* _Written task_: Reproduce each line exactly.

* _Working data_:
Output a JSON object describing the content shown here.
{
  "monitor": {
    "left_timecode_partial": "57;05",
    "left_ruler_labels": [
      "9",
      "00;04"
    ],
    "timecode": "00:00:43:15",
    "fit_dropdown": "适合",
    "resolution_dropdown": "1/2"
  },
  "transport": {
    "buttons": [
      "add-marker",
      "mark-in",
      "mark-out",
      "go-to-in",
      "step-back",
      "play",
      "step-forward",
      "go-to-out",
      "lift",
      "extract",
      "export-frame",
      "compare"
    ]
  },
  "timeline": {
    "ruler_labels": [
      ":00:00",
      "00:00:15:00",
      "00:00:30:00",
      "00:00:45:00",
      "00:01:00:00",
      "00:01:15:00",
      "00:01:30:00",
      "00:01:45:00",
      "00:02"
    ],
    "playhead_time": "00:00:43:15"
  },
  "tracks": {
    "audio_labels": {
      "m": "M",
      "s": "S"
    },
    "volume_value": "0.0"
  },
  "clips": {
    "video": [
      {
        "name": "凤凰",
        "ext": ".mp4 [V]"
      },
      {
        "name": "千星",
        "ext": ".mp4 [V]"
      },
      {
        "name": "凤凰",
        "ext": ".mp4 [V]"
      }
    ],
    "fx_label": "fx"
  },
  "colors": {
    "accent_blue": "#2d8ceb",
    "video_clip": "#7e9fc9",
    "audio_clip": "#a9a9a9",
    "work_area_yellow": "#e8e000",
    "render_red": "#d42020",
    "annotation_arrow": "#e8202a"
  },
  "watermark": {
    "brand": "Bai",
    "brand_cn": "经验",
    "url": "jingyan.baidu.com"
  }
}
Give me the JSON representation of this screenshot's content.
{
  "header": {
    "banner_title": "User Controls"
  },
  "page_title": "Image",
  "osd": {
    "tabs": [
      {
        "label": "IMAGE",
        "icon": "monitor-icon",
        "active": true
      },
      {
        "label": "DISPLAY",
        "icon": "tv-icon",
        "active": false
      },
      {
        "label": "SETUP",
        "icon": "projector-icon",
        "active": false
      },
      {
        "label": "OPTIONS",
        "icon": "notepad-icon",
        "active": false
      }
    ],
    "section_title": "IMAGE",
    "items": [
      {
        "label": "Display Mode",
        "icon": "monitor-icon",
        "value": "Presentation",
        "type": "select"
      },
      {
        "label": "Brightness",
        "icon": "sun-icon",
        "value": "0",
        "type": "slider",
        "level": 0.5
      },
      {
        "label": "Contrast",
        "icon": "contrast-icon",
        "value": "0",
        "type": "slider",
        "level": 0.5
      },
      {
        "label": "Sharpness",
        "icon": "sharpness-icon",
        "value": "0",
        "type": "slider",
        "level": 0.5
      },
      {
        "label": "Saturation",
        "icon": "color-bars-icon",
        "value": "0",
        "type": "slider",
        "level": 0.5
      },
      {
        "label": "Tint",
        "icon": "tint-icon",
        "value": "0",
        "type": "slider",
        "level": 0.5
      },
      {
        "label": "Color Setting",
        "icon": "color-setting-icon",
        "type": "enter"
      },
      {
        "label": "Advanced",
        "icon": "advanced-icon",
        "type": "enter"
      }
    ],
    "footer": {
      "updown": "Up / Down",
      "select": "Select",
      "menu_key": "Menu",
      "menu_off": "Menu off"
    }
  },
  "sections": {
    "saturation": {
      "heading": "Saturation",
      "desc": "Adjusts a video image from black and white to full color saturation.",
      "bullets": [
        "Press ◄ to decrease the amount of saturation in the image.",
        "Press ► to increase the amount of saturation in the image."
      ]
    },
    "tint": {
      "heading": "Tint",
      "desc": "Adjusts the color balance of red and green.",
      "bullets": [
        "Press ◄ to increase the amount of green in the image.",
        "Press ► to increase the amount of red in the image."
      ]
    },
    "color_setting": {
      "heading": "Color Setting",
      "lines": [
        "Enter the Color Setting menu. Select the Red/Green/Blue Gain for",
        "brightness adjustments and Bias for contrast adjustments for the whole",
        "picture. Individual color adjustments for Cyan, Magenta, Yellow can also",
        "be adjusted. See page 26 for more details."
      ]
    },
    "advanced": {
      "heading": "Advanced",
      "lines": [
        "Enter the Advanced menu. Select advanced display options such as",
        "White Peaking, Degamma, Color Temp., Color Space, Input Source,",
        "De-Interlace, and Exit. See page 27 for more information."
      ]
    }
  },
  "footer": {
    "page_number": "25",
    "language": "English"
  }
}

* _Response_:
Output a JSON object describing the content shown here.
{
  "monitor": {
    "left_timecode_partial": "57;05",
    "left_ruler_labels": [
      "9",
      "00;04"
    ],
    "timecode": "00:00:43:15",
    "fit_dropdown": "适合",
    "resolution_dropdown": "1/2"
  },
  "transport": {
    "buttons": [
      "add-marker",
      "mark-in",
      "mark-out",
      "go-to-in",
      "step-back",
      "play",
      "step-forward",
      "go-to-out",
      "lift",
      "extract",
      "export-frame",
      "compare"
    ]
  },
  "timeline": {
    "ruler_labels": [
      ":00:00",
      "00:00:15:00",
      "00:00:30:00",
      "00:00:45:00",
      "00:01:00:00",
      "00:01:15:00",
      "00:01:30:00",
      "00:01:45:00",
      "00:02"
    ],
    "playhead_time": "00:00:43:15"
  },
  "tracks": {
    "audio_labels": {
      "m": "M",
      "s": "S"
    },
    "volume_value": "0.0"
  },
  "clips": {
    "video": [
      {
        "name": "凤凰",
        "ext": ".mp4 [V]"
      },
      {
        "name": "千星",
        "ext": ".mp4 [V]"
      },
      {
        "name": "凤凰",
        "ext": ".mp4 [V]"
      }
    ],
    "fx_label": "fx"
  },
  "colors": {
    "accent_blue": "#2d8ceb",
    "video_clip": "#7e9fc9",
    "audio_clip": "#a9a9a9",
    "work_area_yellow": "#e8e000",
    "render_red": "#d42020",
    "annotation_arrow": "#e8202a"
  },
  "watermark": {
    "brand": "Bai",
    "brand_cn": "经验",
    "url": "jingyan.baidu.com"
  }
}
Give me the JSON representation of this screenshot's content.
{
  "header": {
    "banner_title": "User Controls"
  },
  "page_title": "Image",
  "osd": {
    "tabs": [
      {
        "label": "IMAGE",
        "icon": "monitor-icon",
        "active": true
      },
      {
        "label": "DISPLAY",
        "icon": "tv-icon",
        "active": false
      },
      {
        "label": "SETUP",
        "icon": "projector-icon",
        "active": false
      },
      {
        "label": "OPTIONS",
        "icon": "notepad-icon",
        "active": false
      }
    ],
    "section_title": "IMAGE",
    "items": [
      {
        "label": "Display Mode",
        "icon": "monitor-icon",
        "value": "Presentation",
        "type": "select"
      },
      {
        "label": "Brightness",
        "icon": "sun-icon",
        "value": "0",
        "type": "slider",
        "level": 0.5
      },
      {
        "label": "Contrast",
        "icon": "contrast-icon",
        "value": "0",
        "type": "slider",
        "level": 0.5
      },
      {
        "label": "Sharpness",
        "icon": "sharpness-icon",
        "value": "0",
        "type": "slider",
        "level": 0.5
      },
      {
        "label": "Saturation",
        "icon": "color-bars-icon",
        "value": "0",
        "type": "slider",
        "level": 0.5
      },
      {
        "label": "Tint",
        "icon": "tint-icon",
        "value": "0",
        "type": "slider",
        "level": 0.5
      },
      {
        "label": "Color Setting",
        "icon": "color-setting-icon",
        "type": "enter"
      },
      {
        "label": "Advanced",
        "icon": "advanced-icon",
        "type": "enter"
      }
    ],
    "footer": {
      "updown": "Up / Down",
      "select": "Select",
      "menu_key": "Menu",
      "menu_off": "Menu off"
    }
  },
  "sections": {
    "saturation": {
      "heading": "Saturation",
      "desc": "Adjusts a video image from black and white to full color saturation.",
      "bullets": [
        "Press ◄ to decrease the amount of saturation in the image.",
        "Press ► to increase the amount of saturation in the image."
      ]
    },
    "tint": {
      "heading": "Tint",
      "desc": "Adjusts the color balance of red and green.",
      "bullets": [
        "Press ◄ to increase the amount of green in the image.",
        "Press ► to increase the amount of red in the image."
      ]
    },
    "color_setting": {
      "heading": "Color Setting",
      "lines": [
        "Enter the Color Setting menu. Select the Red/Green/Blue Gain for",
        "brightness adjustments and Bias for contrast adjustments for the whole",
        "picture. Individual color adjustments for Cyan, Magenta, Yellow can also",
        "be adjusted. See page 26 for more details."
      ]
    },
    "advanced": {
      "heading": "Advanced",
      "lines": [
        "Enter the Advanced menu. Select advanced display options such as",
        "White Peaking, Degamma, Color Temp., Color Space, Input Source,",
        "De-Interlace, and Exit. See page 27 for more information."
      ]
    }
  },
  "footer": {
    "page_number": "25",
    "language": "English"
  }
}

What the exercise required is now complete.